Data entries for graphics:

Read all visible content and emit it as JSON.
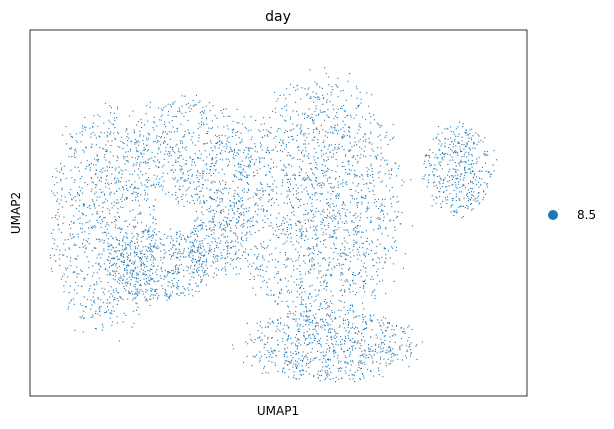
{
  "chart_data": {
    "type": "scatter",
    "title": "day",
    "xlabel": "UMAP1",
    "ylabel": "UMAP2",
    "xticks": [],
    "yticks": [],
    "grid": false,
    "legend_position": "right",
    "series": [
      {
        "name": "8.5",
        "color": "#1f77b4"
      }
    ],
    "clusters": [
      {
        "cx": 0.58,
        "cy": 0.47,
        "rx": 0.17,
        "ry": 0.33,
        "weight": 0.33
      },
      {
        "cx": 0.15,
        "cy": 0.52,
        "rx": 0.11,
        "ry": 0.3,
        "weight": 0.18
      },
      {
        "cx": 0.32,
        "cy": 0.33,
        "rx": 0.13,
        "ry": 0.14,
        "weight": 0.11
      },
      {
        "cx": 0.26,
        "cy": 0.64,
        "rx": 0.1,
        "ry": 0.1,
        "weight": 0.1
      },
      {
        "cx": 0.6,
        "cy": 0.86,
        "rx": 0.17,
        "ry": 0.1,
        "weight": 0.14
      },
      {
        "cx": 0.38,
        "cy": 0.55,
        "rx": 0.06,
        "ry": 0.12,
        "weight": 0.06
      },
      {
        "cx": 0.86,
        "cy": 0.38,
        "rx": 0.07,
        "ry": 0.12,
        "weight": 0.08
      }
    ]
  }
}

OBJECTIVE: Read through the entries and copy every line that includes "weight".

ANSWER BELOW:
        "weight": 0.33
        "weight": 0.18
        "weight": 0.11
        "weight": 0.1
        "weight": 0.14
        "weight": 0.06
        "weight": 0.08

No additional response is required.